# DATA SHOWN:

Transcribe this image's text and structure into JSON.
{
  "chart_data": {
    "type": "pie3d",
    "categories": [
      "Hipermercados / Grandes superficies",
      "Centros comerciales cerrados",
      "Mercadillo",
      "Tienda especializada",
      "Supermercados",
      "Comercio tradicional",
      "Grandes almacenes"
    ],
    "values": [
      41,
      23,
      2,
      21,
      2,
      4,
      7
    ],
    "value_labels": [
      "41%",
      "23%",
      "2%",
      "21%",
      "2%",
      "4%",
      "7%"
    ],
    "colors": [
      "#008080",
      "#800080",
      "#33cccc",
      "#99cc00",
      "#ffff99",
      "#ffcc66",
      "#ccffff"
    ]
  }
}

# WORK INSTRUCTIONS:
Gather from the data above every line with the string "Grandes".

# RESPONSE TO THIS EXERCISE:
      "Hipermercados / Grandes superficies",
      "Grandes almacenes"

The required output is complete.